> What to work on
1 - From the Ypres tour itinerary, quote the passage from "Approximate start time" up to and including "day, if required.".
2 - Write what comes next in the Ypres day-two itinerary, picking up from where it stops.

> Quoted text
========================================================================

Day Two Itinerary

Approximate start time of 0830 and finish between 1200-1400. When designing this day’s itinerary I have in mind it being your final day of the tour. Therefore, I have made it a half day, assuming that you would be departing for onward transport back to the UK at some point in the afternoon. It is also a less intense day, in general, than Day One in Ypres. If you just did the four main visits then you would probably be finished by 1200. If you did all of the additional ones then you can add two hours. It would be relatively straight forward to add another couple of visits (see suggested extra Ypres visits at the end of this itinerary) to make it a full day, if required.

  1. Messines Church
  2. Island of Ireland Peace Park

    2a. Pool of Peace

    2b. Bayernwald Trench System

    2c. Hill 60

  3. Flanders Fields Museum
  4. Ramparts Walk

1. Messines Church

20 minutes

Messines (Mesen) can be easily reached by taking the N366/N365 south out of Ypres. After approximately 10km you will reach the smallest city in Belgium. You can park in the central square. From there, you will be able to see the church spire – walk to the church.

========================================================================

> Dataset extract
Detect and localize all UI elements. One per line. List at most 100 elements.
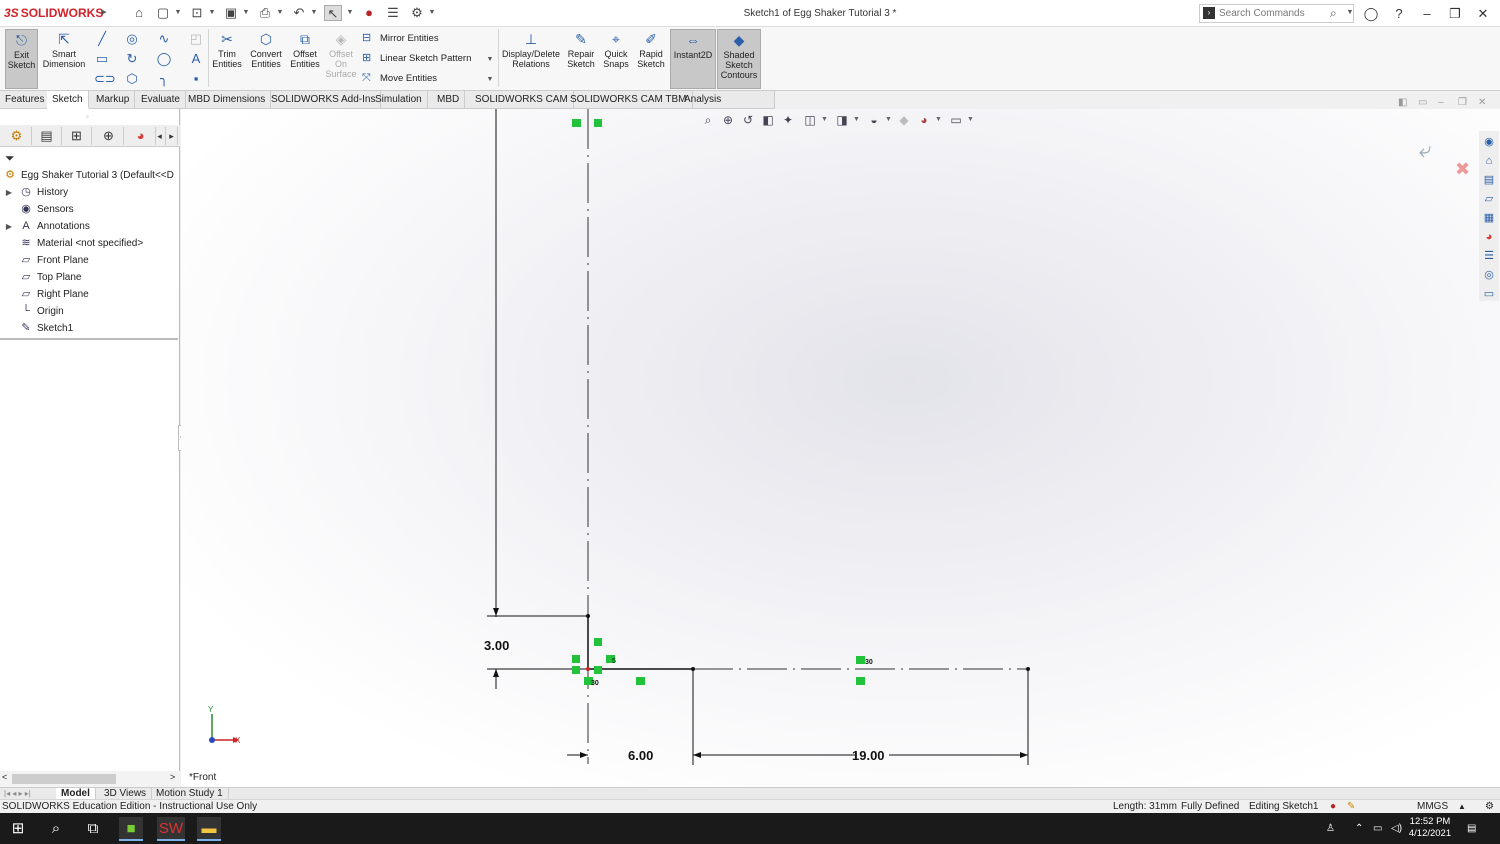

========================================================================

> Solved tasks
1 -
Approximate start time of 0830 and finish between 1200-1400. When designing this day’s itinerary I have in mind it being your final day of the tour. Therefore, I have made it a half day, assuming that you would be departing for onward transport back to the UK at some point in the afternoon. It is also a less intense day, in general, than Day One in Ypres. If you just did the four main visits then you would probably be finished by 1200. If you did all of the additional ones then you can add two hours. It would be relatively straight forward to add another couple of visits (see suggested extra Ypres visits at the end of this itinerary) to make it a full day, if required.

2 -
Context

Good views of the battlefield from this German strongpoint and a link to future men of high importance!

Orientation

As you look at the entrance to the church, there is a grassed area to the right. You will see a semi-circular orientation table. This is a good place to gather and from here you are looking from the German position, prior to Third Ypres in 1917, towards the British lines. The contrast in tactical placement is stark! This is a good place to talk before heading into the Church.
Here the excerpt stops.